• **Records**
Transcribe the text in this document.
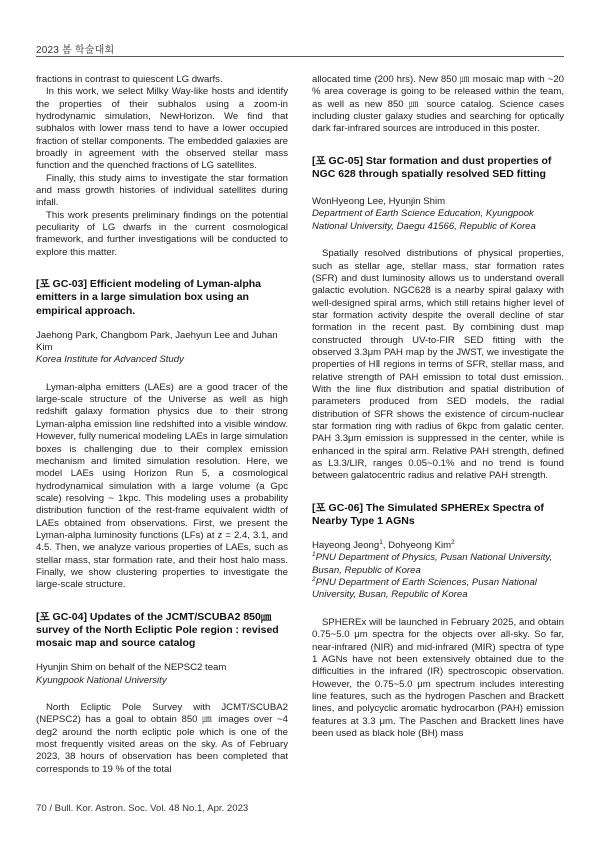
2023 봄 학술대회

fractions in contrast to quiescent LG dwarfs.

In this work, we select Milky Way-like hosts and identify the properties of their subhalos using a zoom-in hydrodynamic simulation, NewHorizon. We find that subhalos with lower mass tend to have a lower occupied fraction of stellar components. The embedded galaxies are broadly in agreement with the observed stellar mass function and the quenched fractions of LG satellites.

Finally, this study aims to investigate the star formation and mass growth histories of individual satellites during infall.

This work presents preliminary findings on the potential peculiarity of LG dwarfs in the current cosmological framework, and further investigations will be conducted to explore this matter.

[포 GC-03] Efficient modeling of Lyman-alpha emitters in a large simulation box using an empirical approach.

Jaehong Park, Changbom Park, Jaehyun Lee and Juhan Kim

Korea Institute for Advanced Study

Lyman-alpha emitters (LAEs) are a good tracer of the large-scale structure of the Universe as well as high redshift galaxy formation physics due to their strong Lyman-alpha emission line redshifted into a visible window. However, fully numerical modeling LAEs in large simulation boxes is challenging due to their complex emission mechanism and limited simulation resolution. Here, we model LAEs using Horizon Run 5, a cosmological hydrodynamical simulation with a large volume (a Gpc scale) resolving ~ 1kpc. This modeling uses a probability distribution function of the rest-frame equivalent width of LAEs obtained from observations. First, we present the Lyman-alpha luminosity functions (LFs) at z = 2.4, 3.1, and 4.5. Then, we analyze various properties of LAEs, such as stellar mass, star formation rate, and their host halo mass. Finally, we show clustering properties to investigate the large-scale structure.

[포 GC-04] Updates of the JCMT/SCUBA2 850㎛ survey of the North Ecliptic Pole region : revised mosaic map and source catalog

Hyunjin Shim on behalf of the NEPSC2 team

Kyungpook National University

North Ecliptic Pole Survey with JCMT/SCUBA2 (NEPSC2) has a goal to obtain 850 ㎛ images over ~4 deg2 around the north ecliptic pole which is one of the most frequently visited areas on the sky. As of February 2023, 38 hours of observation has been completed that corresponds to 19 % of the total

allocated time (200 hrs). New 850 ㎛ mosaic map with ~20 % area coverage is going to be released within the team, as well as new 850 ㎛ source catalog. Science cases including cluster galaxy studies and searching for optically dark far-infrared sources are introduced in this poster.

[포 GC-05] Star formation and dust properties of NGC 628 through spatially resolved SED fitting

WonHyeong Lee, Hyunjin Shim

Department of Earth Science Education, Kyungpook National University, Daegu 41566, Republic of Korea

Spatially resolved distributions of physical properties, such as stellar age, stellar mass, star formation rates (SFR) and dust luminosity allows us to understand overall galactic evolution. NGC628 is a nearby spiral galaxy with well-designed spiral arms, which still retains higher level of star formation activity despite the overall decline of star formation in the recent past. By combining dust map constructed through UV-to-FIR SED fitting with the observed 3.3μm PAH map by the JWST, we investigate the properties of HⅡ regions in terms of SFR, stellar mass, and relative strength of PAH emission to total dust emission. With the line flux distribution and spatial distribution of parameters produced from SED models, the radial distribution of SFR shows the existence of circum-nuclear star formation ring with radius of 6kpc from galatic center. PAH 3.3μm emission is suppressed in the center, while is enhanced in the spiral arm. Relative PAH strength, defined as L3.3/LIR, ranges 0.05~0.1% and no trend is found between galatocentric radius and relative PAH strength.

[포 GC-06] The Simulated SPHEREx Spectra of Nearby Type 1 AGNs

Hayeong Jeong$^1$, Dohyeong Kim$^2$

$^1$PNU Department of Physics, Pusan National University, Busan, Republic of Korea

$^2$PNU Department of Earth Sciences, Pusan National University, Busan, Republic of Korea

SPHEREx will be launched in February 2025, and obtain 0.75~5.0 μm spectra for the objects over all-sky. So far, near-infrared (NIR) and mid-infrared (MIR) spectra of type 1 AGNs have not been extensively obtained due to the difficulties in the infrared (IR) spectroscopic observation. However, the 0.75~5.0 μm spectrum includes interesting line features, such as the hydrogen Paschen and Brackett lines, and polycyclic aromatic hydrocarbon (PAH) emission features at 3.3 μm. The Paschen and Brackett lines have been used as black hole (BH) mass

70 / Bull. Kor. Astron. Soc. Vol. 48 No.1, Apr. 2023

• **Exercise directions**
Restate the listing above word for word, and skip the pictures.

• **Answer below**
Transcribe the text in this document.
2023 봄 학술대회

fractions in contrast to quiescent LG dwarfs.

In this work, we select Milky Way-like hosts and identify the properties of their subhalos using a zoom-in hydrodynamic simulation, NewHorizon. We find that subhalos with lower mass tend to have a lower occupied fraction of stellar components. The embedded galaxies are broadly in agreement with the observed stellar mass function and the quenched fractions of LG satellites.

Finally, this study aims to investigate the star formation and mass growth histories of individual satellites during infall.

This work presents preliminary findings on the potential peculiarity of LG dwarfs in the current cosmological framework, and further investigations will be conducted to explore this matter.

[포 GC-03] Efficient modeling of Lyman-alpha emitters in a large simulation box using an empirical approach.

Jaehong Park, Changbom Park, Jaehyun Lee and Juhan Kim

Korea Institute for Advanced Study

Lyman-alpha emitters (LAEs) are a good tracer of the large-scale structure of the Universe as well as high redshift galaxy formation physics due to their strong Lyman-alpha emission line redshifted into a visible window. However, fully numerical modeling LAEs in large simulation boxes is challenging due to their complex emission mechanism and limited simulation resolution. Here, we model LAEs using Horizon Run 5, a cosmological hydrodynamical simulation with a large volume (a Gpc scale) resolving ~ 1kpc. This modeling uses a probability distribution function of the rest-frame equivalent width of LAEs obtained from observations. First, we present the Lyman-alpha luminosity functions (LFs) at z = 2.4, 3.1, and 4.5. Then, we analyze various properties of LAEs, such as stellar mass, star formation rate, and their host halo mass. Finally, we show clustering properties to investigate the large-scale structure.

[포 GC-04] Updates of the JCMT/SCUBA2 850㎛ survey of the North Ecliptic Pole region : revised mosaic map and source catalog

Hyunjin Shim on behalf of the NEPSC2 team

Kyungpook National University

North Ecliptic Pole Survey with JCMT/SCUBA2 (NEPSC2) has a goal to obtain 850 ㎛ images over ~4 deg2 around the north ecliptic pole which is one of the most frequently visited areas on the sky. As of February 2023, 38 hours of observation has been completed that corresponds to 19 % of the total

allocated time (200 hrs). New 850 ㎛ mosaic map with ~20 % area coverage is going to be released within the team, as well as new 850 ㎛ source catalog. Science cases including cluster galaxy studies and searching for optically dark far-infrared sources are introduced in this poster.

[포 GC-05] Star formation and dust properties of NGC 628 through spatially resolved SED fitting

WonHyeong Lee, Hyunjin Shim

Department of Earth Science Education, Kyungpook National University, Daegu 41566, Republic of Korea

Spatially resolved distributions of physical properties, such as stellar age, stellar mass, star formation rates (SFR) and dust luminosity allows us to understand overall galactic evolution. NGC628 is a nearby spiral galaxy with well-designed spiral arms, which still retains higher level of star formation activity despite the overall decline of star formation in the recent past. By combining dust map constructed through UV-to-FIR SED fitting with the observed 3.3μm PAH map by the JWST, we investigate the properties of HⅡ regions in terms of SFR, stellar mass, and relative strength of PAH emission to total dust emission. With the line flux distribution and spatial distribution of parameters produced from SED models, the radial distribution of SFR shows the existence of circum-nuclear star formation ring with radius of 6kpc from galatic center. PAH 3.3μm emission is suppressed in the center, while is enhanced in the spiral arm. Relative PAH strength, defined as L3.3/LIR, ranges 0.05~0.1% and no trend is found between galatocentric radius and relative PAH strength.

[포 GC-06] The Simulated SPHEREx Spectra of Nearby Type 1 AGNs

Hayeong Jeong$^1$, Dohyeong Kim$^2$

$^1$PNU Department of Physics, Pusan National University, Busan, Republic of Korea

$^2$PNU Department of Earth Sciences, Pusan National University, Busan, Republic of Korea

SPHEREx will be launched in February 2025, and obtain 0.75~5.0 μm spectra for the objects over all-sky. So far, near-infrared (NIR) and mid-infrared (MIR) spectra of type 1 AGNs have not been extensively obtained due to the difficulties in the infrared (IR) spectroscopic observation. However, the 0.75~5.0 μm spectrum includes interesting line features, such as the hydrogen Paschen and Brackett lines, and polycyclic aromatic hydrocarbon (PAH) emission features at 3.3 μm. The Paschen and Brackett lines have been used as black hole (BH) mass

70 / Bull. Kor. Astron. Soc. Vol. 48 No.1, Apr. 2023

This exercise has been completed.